Dataset entries

● ● ●

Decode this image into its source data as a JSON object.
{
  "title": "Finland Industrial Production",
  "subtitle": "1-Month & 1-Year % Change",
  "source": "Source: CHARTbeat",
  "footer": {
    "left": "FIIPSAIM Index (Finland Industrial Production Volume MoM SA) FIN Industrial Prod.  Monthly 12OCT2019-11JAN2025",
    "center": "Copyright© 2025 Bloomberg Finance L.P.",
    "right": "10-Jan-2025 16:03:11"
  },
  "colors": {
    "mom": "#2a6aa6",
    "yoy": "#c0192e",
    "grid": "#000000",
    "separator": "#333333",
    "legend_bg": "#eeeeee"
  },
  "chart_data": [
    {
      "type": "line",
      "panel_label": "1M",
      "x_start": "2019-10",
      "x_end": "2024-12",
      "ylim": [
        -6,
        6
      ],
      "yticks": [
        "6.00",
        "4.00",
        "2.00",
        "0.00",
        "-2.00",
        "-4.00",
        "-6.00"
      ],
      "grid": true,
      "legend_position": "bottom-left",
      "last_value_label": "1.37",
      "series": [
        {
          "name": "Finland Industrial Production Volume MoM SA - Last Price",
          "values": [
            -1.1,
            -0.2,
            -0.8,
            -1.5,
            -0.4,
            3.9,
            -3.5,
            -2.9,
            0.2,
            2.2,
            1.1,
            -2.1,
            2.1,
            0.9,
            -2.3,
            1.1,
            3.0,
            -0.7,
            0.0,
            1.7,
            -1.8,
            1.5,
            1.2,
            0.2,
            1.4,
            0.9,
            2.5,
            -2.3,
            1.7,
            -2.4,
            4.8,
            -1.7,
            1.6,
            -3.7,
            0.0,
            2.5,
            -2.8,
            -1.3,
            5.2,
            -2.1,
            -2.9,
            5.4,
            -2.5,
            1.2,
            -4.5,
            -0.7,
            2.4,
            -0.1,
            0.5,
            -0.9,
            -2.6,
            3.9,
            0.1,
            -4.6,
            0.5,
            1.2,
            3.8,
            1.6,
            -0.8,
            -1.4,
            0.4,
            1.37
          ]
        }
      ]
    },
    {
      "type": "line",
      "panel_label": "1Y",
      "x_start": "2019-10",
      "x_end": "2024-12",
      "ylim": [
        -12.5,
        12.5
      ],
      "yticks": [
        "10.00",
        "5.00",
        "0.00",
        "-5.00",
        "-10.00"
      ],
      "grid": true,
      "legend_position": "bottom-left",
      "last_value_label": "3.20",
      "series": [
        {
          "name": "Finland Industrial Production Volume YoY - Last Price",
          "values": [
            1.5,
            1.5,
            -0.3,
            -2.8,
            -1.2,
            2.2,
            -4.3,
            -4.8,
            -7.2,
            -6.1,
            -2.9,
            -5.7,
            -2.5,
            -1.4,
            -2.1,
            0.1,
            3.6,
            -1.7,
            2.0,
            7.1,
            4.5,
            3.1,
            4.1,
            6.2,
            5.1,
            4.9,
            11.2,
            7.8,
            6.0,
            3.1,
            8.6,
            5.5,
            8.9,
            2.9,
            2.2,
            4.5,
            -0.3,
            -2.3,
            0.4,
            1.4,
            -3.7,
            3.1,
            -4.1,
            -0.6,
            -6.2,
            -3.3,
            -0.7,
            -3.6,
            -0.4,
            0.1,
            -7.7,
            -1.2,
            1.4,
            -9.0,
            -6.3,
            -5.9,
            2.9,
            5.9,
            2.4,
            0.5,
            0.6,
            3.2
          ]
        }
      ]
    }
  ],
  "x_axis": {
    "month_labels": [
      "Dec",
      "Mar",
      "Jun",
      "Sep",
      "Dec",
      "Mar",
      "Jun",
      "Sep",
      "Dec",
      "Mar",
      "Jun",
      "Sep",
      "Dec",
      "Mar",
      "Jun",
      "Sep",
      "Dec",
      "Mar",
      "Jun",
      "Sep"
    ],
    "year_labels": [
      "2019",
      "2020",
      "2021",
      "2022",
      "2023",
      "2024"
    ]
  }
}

● ● ●

[OBJECTIVE]: All of the entries should be written out again exactly.

[ANSWER TO THE TASK]:
Decode this image into its source data as a JSON object.
{
  "title": "Finland Industrial Production",
  "subtitle": "1-Month & 1-Year % Change",
  "source": "Source: CHARTbeat",
  "footer": {
    "left": "FIIPSAIM Index (Finland Industrial Production Volume MoM SA) FIN Industrial Prod.  Monthly 12OCT2019-11JAN2025",
    "center": "Copyright© 2025 Bloomberg Finance L.P.",
    "right": "10-Jan-2025 16:03:11"
  },
  "colors": {
    "mom": "#2a6aa6",
    "yoy": "#c0192e",
    "grid": "#000000",
    "separator": "#333333",
    "legend_bg": "#eeeeee"
  },
  "chart_data": [
    {
      "type": "line",
      "panel_label": "1M",
      "x_start": "2019-10",
      "x_end": "2024-12",
      "ylim": [
        -6,
        6
      ],
      "yticks": [
        "6.00",
        "4.00",
        "2.00",
        "0.00",
        "-2.00",
        "-4.00",
        "-6.00"
      ],
      "grid": true,
      "legend_position": "bottom-left",
      "last_value_label": "1.37",
      "series": [
        {
          "name": "Finland Industrial Production Volume MoM SA - Last Price",
          "values": [
            -1.1,
            -0.2,
            -0.8,
            -1.5,
            -0.4,
            3.9,
            -3.5,
            -2.9,
            0.2,
            2.2,
            1.1,
            -2.1,
            2.1,
            0.9,
            -2.3,
            1.1,
            3.0,
            -0.7,
            0.0,
            1.7,
            -1.8,
            1.5,
            1.2,
            0.2,
            1.4,
            0.9,
            2.5,
            -2.3,
            1.7,
            -2.4,
            4.8,
            -1.7,
            1.6,
            -3.7,
            0.0,
            2.5,
            -2.8,
            -1.3,
            5.2,
            -2.1,
            -2.9,
            5.4,
            -2.5,
            1.2,
            -4.5,
            -0.7,
            2.4,
            -0.1,
            0.5,
            -0.9,
            -2.6,
            3.9,
            0.1,
            -4.6,
            0.5,
            1.2,
            3.8,
            1.6,
            -0.8,
            -1.4,
            0.4,
            1.37
          ]
        }
      ]
    },
    {
      "type": "line",
      "panel_label": "1Y",
      "x_start": "2019-10",
      "x_end": "2024-12",
      "ylim": [
        -12.5,
        12.5
      ],
      "yticks": [
        "10.00",
        "5.00",
        "0.00",
        "-5.00",
        "-10.00"
      ],
      "grid": true,
      "legend_position": "bottom-left",
      "last_value_label": "3.20",
      "series": [
        {
          "name": "Finland Industrial Production Volume YoY - Last Price",
          "values": [
            1.5,
            1.5,
            -0.3,
            -2.8,
            -1.2,
            2.2,
            -4.3,
            -4.8,
            -7.2,
            -6.1,
            -2.9,
            -5.7,
            -2.5,
            -1.4,
            -2.1,
            0.1,
            3.6,
            -1.7,
            2.0,
            7.1,
            4.5,
            3.1,
            4.1,
            6.2,
            5.1,
            4.9,
            11.2,
            7.8,
            6.0,
            3.1,
            8.6,
            5.5,
            8.9,
            2.9,
            2.2,
            4.5,
            -0.3,
            -2.3,
            0.4,
            1.4,
            -3.7,
            3.1,
            -4.1,
            -0.6,
            -6.2,
            -3.3,
            -0.7,
            -3.6,
            -0.4,
            0.1,
            -7.7,
            -1.2,
            1.4,
            -9.0,
            -6.3,
            -5.9,
            2.9,
            5.9,
            2.4,
            0.5,
            0.6,
            3.2
          ]
        }
      ]
    }
  ],
  "x_axis": {
    "month_labels": [
      "Dec",
      "Mar",
      "Jun",
      "Sep",
      "Dec",
      "Mar",
      "Jun",
      "Sep",
      "Dec",
      "Mar",
      "Jun",
      "Sep",
      "Dec",
      "Mar",
      "Jun",
      "Sep",
      "Dec",
      "Mar",
      "Jun",
      "Sep"
    ],
    "year_labels": [
      "2019",
      "2020",
      "2021",
      "2022",
      "2023",
      "2024"
    ]
  }
}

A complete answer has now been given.